### Do this
Keep the pictures out of the copy and repeat the records exactly.

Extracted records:
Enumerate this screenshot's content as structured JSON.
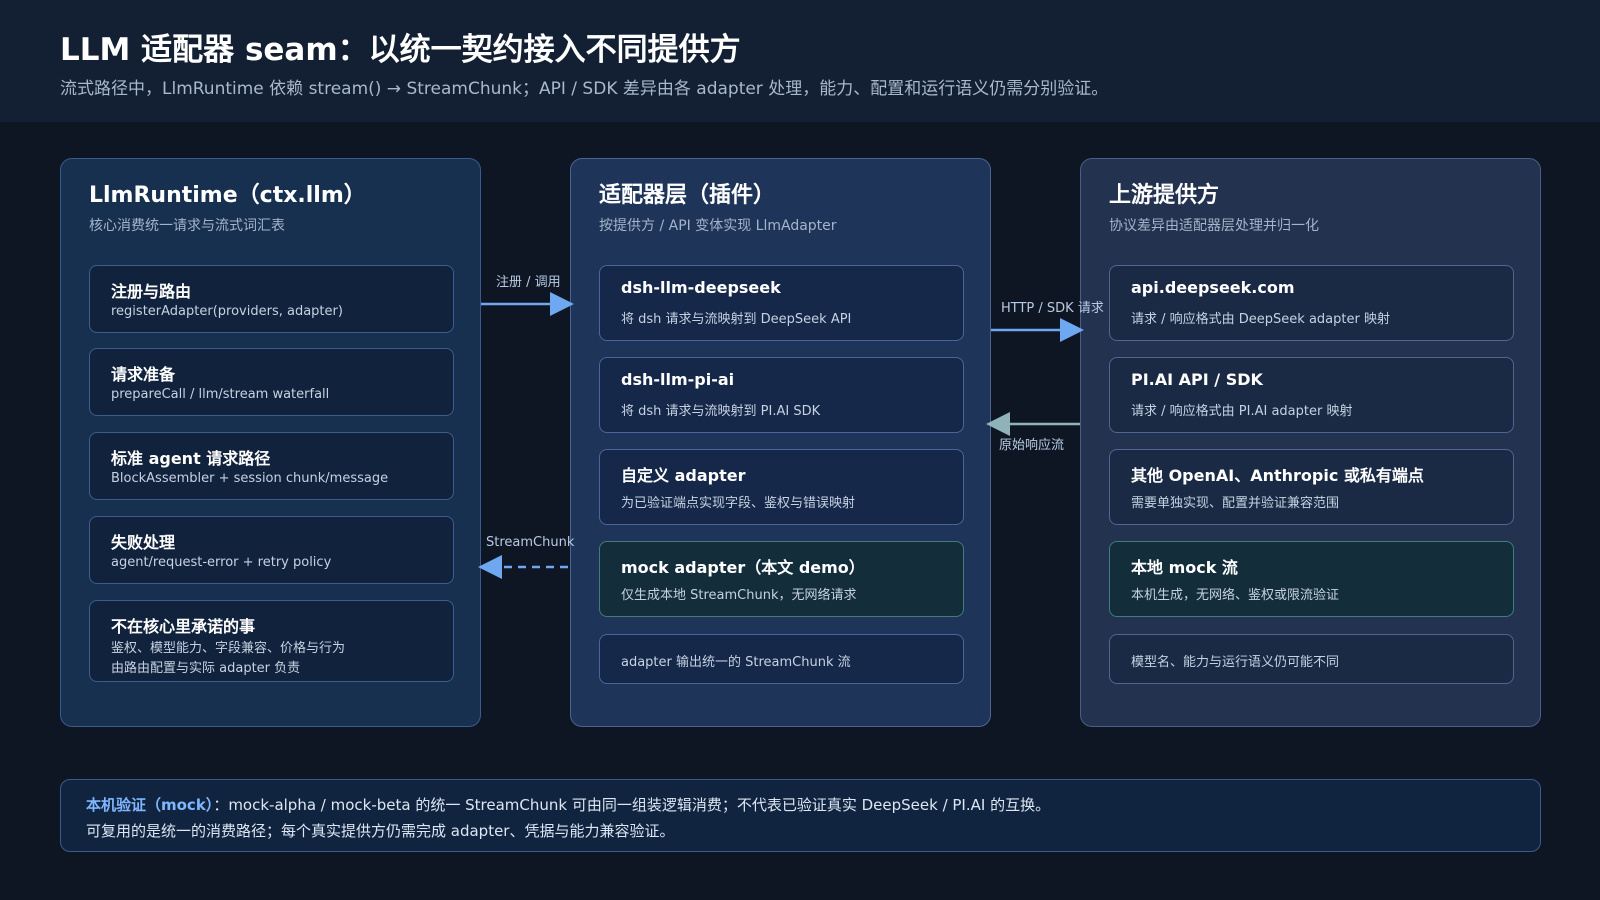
{
  "header": {
    "title": "LLM 适配器 seam：以统一契约接入不同提供方",
    "subtitle": "流式路径中，LlmRuntime 依赖 stream() → StreamChunk；API / SDK 差异由各 adapter 处理，能力、配置和运行语义仍需分别验证。"
  },
  "left_panel": {
    "title": "LlmRuntime（ctx.llm）",
    "subtitle": "核心消费统一请求与流式词汇表",
    "cards": [
      {
        "title": "注册与路由",
        "desc": "registerAdapter(providers, adapter)"
      },
      {
        "title": "请求准备",
        "desc": "prepareCall / llm/stream waterfall"
      },
      {
        "title": "标准 agent 请求路径",
        "desc": "BlockAssembler + session chunk/message"
      },
      {
        "title": "失败处理",
        "desc": "agent/request-error + retry policy"
      },
      {
        "title": "不在核心里承诺的事",
        "desc1": "鉴权、模型能力、字段兼容、价格与行为",
        "desc2": "由路由配置与实际 adapter 负责"
      }
    ]
  },
  "mid_panel": {
    "title": "适配器层（插件）",
    "subtitle": "按提供方 / API 变体实现 LlmAdapter",
    "cards": [
      {
        "title": "dsh-llm-deepseek",
        "desc": "将 dsh 请求与流映射到 DeepSeek API"
      },
      {
        "title": "dsh-llm-pi-ai",
        "desc": "将 dsh 请求与流映射到 PI.AI SDK"
      },
      {
        "title": "自定义 adapter",
        "desc": "为已验证端点实现字段、鉴权与错误映射"
      },
      {
        "title": "mock adapter（本文 demo）",
        "desc": "仅生成本地 StreamChunk，无网络请求"
      },
      {
        "desc": "adapter 输出统一的 StreamChunk 流"
      }
    ]
  },
  "right_panel": {
    "title": "上游提供方",
    "subtitle": "协议差异由适配器层处理并归一化",
    "cards": [
      {
        "title": "api.deepseek.com",
        "desc": "请求 / 响应格式由 DeepSeek adapter 映射"
      },
      {
        "title": "PI.AI API / SDK",
        "desc": "请求 / 响应格式由 PI.AI adapter 映射"
      },
      {
        "title": "其他 OpenAI、Anthropic 或私有端点",
        "desc": "需要单独实现、配置并验证兼容范围"
      },
      {
        "title": "本地 mock 流",
        "desc": "本机生成，无网络、鉴权或限流验证"
      },
      {
        "desc": "模型名、能力与运行语义仍可能不同"
      }
    ]
  },
  "arrows": {
    "register_call": "注册 / 调用",
    "stream_chunk": "StreamChunk",
    "http_sdk": "HTTP / SDK 请求",
    "raw_response": "原始响应流"
  },
  "footer": {
    "highlight": "本机验证（mock）",
    "line1_rest": "：mock-alpha / mock-beta 的统一 StreamChunk 可由同一组装逻辑消费；不代表已验证真实 DeepSeek / PI.AI 的互换。",
    "line2": "可复用的是统一的消费路径；每个真实提供方仍需完成 adapter、凭据与能力兼容验证。"
  },
  "colors": {
    "arrow_blue": "#6ea8f0",
    "arrow_teal": "#8fb3b8",
    "accent": "#7fb6ff"
  }
}
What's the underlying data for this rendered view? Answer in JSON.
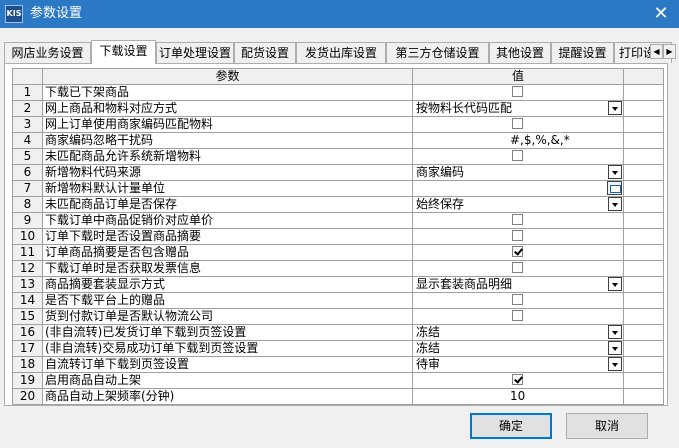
{
  "window": {
    "icon_text": "KIS",
    "title": "参数设置"
  },
  "tabs": [
    {
      "label": "网店业务设置"
    },
    {
      "label": "下载设置"
    },
    {
      "label": "订单处理设置"
    },
    {
      "label": "配货设置"
    },
    {
      "label": "发货出库设置"
    },
    {
      "label": "第三方仓储设置"
    },
    {
      "label": "其他设置"
    },
    {
      "label": "提醒设置"
    },
    {
      "label": "打印设置"
    }
  ],
  "active_tab": 1,
  "grid": {
    "headers": {
      "param": "参数",
      "value": "值"
    },
    "rows": [
      {
        "no": "1",
        "param": "下载已下架商品",
        "type": "checkbox",
        "checked": false
      },
      {
        "no": "2",
        "param": "网上商品和物料对应方式",
        "type": "combo",
        "value": "按物料长代码匹配"
      },
      {
        "no": "3",
        "param": "网上订单使用商家编码匹配物料",
        "type": "checkbox",
        "checked": false
      },
      {
        "no": "4",
        "param": "商家编码忽略干扰码",
        "type": "text",
        "value": "#,$,%,&,*"
      },
      {
        "no": "5",
        "param": "未匹配商品允许系统新增物料",
        "type": "checkbox",
        "checked": false
      },
      {
        "no": "6",
        "param": "新增物料代码来源",
        "type": "combo",
        "value": "商家编码"
      },
      {
        "no": "7",
        "param": "新增物料默认计量单位",
        "type": "picker",
        "value": ""
      },
      {
        "no": "8",
        "param": "未匹配商品订单是否保存",
        "type": "combo",
        "value": "始终保存"
      },
      {
        "no": "9",
        "param": "下载订单中商品促销价对应单价",
        "type": "checkbox",
        "checked": false
      },
      {
        "no": "10",
        "param": "订单下载时是否设置商品摘要",
        "type": "checkbox",
        "checked": false
      },
      {
        "no": "11",
        "param": "订单商品摘要是否包含赠品",
        "type": "checkbox",
        "checked": true
      },
      {
        "no": "12",
        "param": "下载订单时是否获取发票信息",
        "type": "checkbox",
        "checked": false
      },
      {
        "no": "13",
        "param": "商品摘要套装显示方式",
        "type": "combo",
        "value": "显示套装商品明细"
      },
      {
        "no": "14",
        "param": "是否下载平台上的赠品",
        "type": "checkbox",
        "checked": false
      },
      {
        "no": "15",
        "param": "货到付款订单是否默认物流公司",
        "type": "checkbox",
        "checked": false
      },
      {
        "no": "16",
        "param": "(非自流转)已发货订单下载到页签设置",
        "type": "combo",
        "value": "冻结"
      },
      {
        "no": "17",
        "param": "(非自流转)交易成功订单下载到页签设置",
        "type": "combo",
        "value": "冻结"
      },
      {
        "no": "18",
        "param": "自流转订单下载到页签设置",
        "type": "combo",
        "value": "待审"
      },
      {
        "no": "19",
        "param": "启用商品自动上架",
        "type": "checkbox",
        "checked": true
      },
      {
        "no": "20",
        "param": "商品自动上架频率(分钟)",
        "type": "text",
        "value": "10"
      }
    ]
  },
  "buttons": {
    "ok": "确定",
    "cancel": "取消"
  }
}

### Response to the exercise
Enumerate this screenshot's content as structured JSON.
{
  "header": {
    "title": "LLM 适配器 seam：以统一契约接入不同提供方",
    "subtitle": "流式路径中，LlmRuntime 依赖 stream() → StreamChunk；API / SDK 差异由各 adapter 处理，能力、配置和运行语义仍需分别验证。"
  },
  "left_panel": {
    "title": "LlmRuntime（ctx.llm）",
    "subtitle": "核心消费统一请求与流式词汇表",
    "cards": [
      {
        "title": "注册与路由",
        "desc": "registerAdapter(providers, adapter)"
      },
      {
        "title": "请求准备",
        "desc": "prepareCall / llm/stream waterfall"
      },
      {
        "title": "标准 agent 请求路径",
        "desc": "BlockAssembler + session chunk/message"
      },
      {
        "title": "失败处理",
        "desc": "agent/request-error + retry policy"
      },
      {
        "title": "不在核心里承诺的事",
        "desc1": "鉴权、模型能力、字段兼容、价格与行为",
        "desc2": "由路由配置与实际 adapter 负责"
      }
    ]
  },
  "mid_panel": {
    "title": "适配器层（插件）",
    "subtitle": "按提供方 / API 变体实现 LlmAdapter",
    "cards": [
      {
        "title": "dsh-llm-deepseek",
        "desc": "将 dsh 请求与流映射到 DeepSeek API"
      },
      {
        "title": "dsh-llm-pi-ai",
        "desc": "将 dsh 请求与流映射到 PI.AI SDK"
      },
      {
        "title": "自定义 adapter",
        "desc": "为已验证端点实现字段、鉴权与错误映射"
      },
      {
        "title": "mock adapter（本文 demo）",
        "desc": "仅生成本地 StreamChunk，无网络请求"
      },
      {
        "desc": "adapter 输出统一的 StreamChunk 流"
      }
    ]
  },
  "right_panel": {
    "title": "上游提供方",
    "subtitle": "协议差异由适配器层处理并归一化",
    "cards": [
      {
        "title": "api.deepseek.com",
        "desc": "请求 / 响应格式由 DeepSeek adapter 映射"
      },
      {
        "title": "PI.AI API / SDK",
        "desc": "请求 / 响应格式由 PI.AI adapter 映射"
      },
      {
        "title": "其他 OpenAI、Anthropic 或私有端点",
        "desc": "需要单独实现、配置并验证兼容范围"
      },
      {
        "title": "本地 mock 流",
        "desc": "本机生成，无网络、鉴权或限流验证"
      },
      {
        "desc": "模型名、能力与运行语义仍可能不同"
      }
    ]
  },
  "arrows": {
    "register_call": "注册 / 调用",
    "stream_chunk": "StreamChunk",
    "http_sdk": "HTTP / SDK 请求",
    "raw_response": "原始响应流"
  },
  "footer": {
    "highlight": "本机验证（mock）",
    "line1_rest": "：mock-alpha / mock-beta 的统一 StreamChunk 可由同一组装逻辑消费；不代表已验证真实 DeepSeek / PI.AI 的互换。",
    "line2": "可复用的是统一的消费路径；每个真实提供方仍需完成 adapter、凭据与能力兼容验证。"
  },
  "colors": {
    "arrow_blue": "#6ea8f0",
    "arrow_teal": "#8fb3b8",
    "accent": "#7fb6ff"
  }
}
What's the underlying data for this rendered view? Answer in JSON.
{
  "window": {
    "icon_text": "KIS",
    "title": "参数设置"
  },
  "tabs": [
    {
      "label": "网店业务设置"
    },
    {
      "label": "下载设置"
    },
    {
      "label": "订单处理设置"
    },
    {
      "label": "配货设置"
    },
    {
      "label": "发货出库设置"
    },
    {
      "label": "第三方仓储设置"
    },
    {
      "label": "其他设置"
    },
    {
      "label": "提醒设置"
    },
    {
      "label": "打印设置"
    }
  ],
  "active_tab": 1,
  "grid": {
    "headers": {
      "param": "参数",
      "value": "值"
    },
    "rows": [
      {
        "no": "1",
        "param": "下载已下架商品",
        "type": "checkbox",
        "checked": false
      },
      {
        "no": "2",
        "param": "网上商品和物料对应方式",
        "type": "combo",
        "value": "按物料长代码匹配"
      },
      {
        "no": "3",
        "param": "网上订单使用商家编码匹配物料",
        "type": "checkbox",
        "checked": false
      },
      {
        "no": "4",
        "param": "商家编码忽略干扰码",
        "type": "text",
        "value": "#,$,%,&,*"
      },
      {
        "no": "5",
        "param": "未匹配商品允许系统新增物料",
        "type": "checkbox",
        "checked": false
      },
      {
        "no": "6",
        "param": "新增物料代码来源",
        "type": "combo",
        "value": "商家编码"
      },
      {
        "no": "7",
        "param": "新增物料默认计量单位",
        "type": "picker",
        "value": ""
      },
      {
        "no": "8",
        "param": "未匹配商品订单是否保存",
        "type": "combo",
        "value": "始终保存"
      },
      {
        "no": "9",
        "param": "下载订单中商品促销价对应单价",
        "type": "checkbox",
        "checked": false
      },
      {
        "no": "10",
        "param": "订单下载时是否设置商品摘要",
        "type": "checkbox",
        "checked": false
      },
      {
        "no": "11",
        "param": "订单商品摘要是否包含赠品",
        "type": "checkbox",
        "checked": true
      },
      {
        "no": "12",
        "param": "下载订单时是否获取发票信息",
        "type": "checkbox",
        "checked": false
      },
      {
        "no": "13",
        "param": "商品摘要套装显示方式",
        "type": "combo",
        "value": "显示套装商品明细"
      },
      {
        "no": "14",
        "param": "是否下载平台上的赠品",
        "type": "checkbox",
        "checked": false
      },
      {
        "no": "15",
        "param": "货到付款订单是否默认物流公司",
        "type": "checkbox",
        "checked": false
      },
      {
        "no": "16",
        "param": "(非自流转)已发货订单下载到页签设置",
        "type": "combo",
        "value": "冻结"
      },
      {
        "no": "17",
        "param": "(非自流转)交易成功订单下载到页签设置",
        "type": "combo",
        "value": "冻结"
      },
      {
        "no": "18",
        "param": "自流转订单下载到页签设置",
        "type": "combo",
        "value": "待审"
      },
      {
        "no": "19",
        "param": "启用商品自动上架",
        "type": "checkbox",
        "checked": true
      },
      {
        "no": "20",
        "param": "商品自动上架频率(分钟)",
        "type": "text",
        "value": "10"
      }
    ]
  },
  "buttons": {
    "ok": "确定",
    "cancel": "取消"
  }
}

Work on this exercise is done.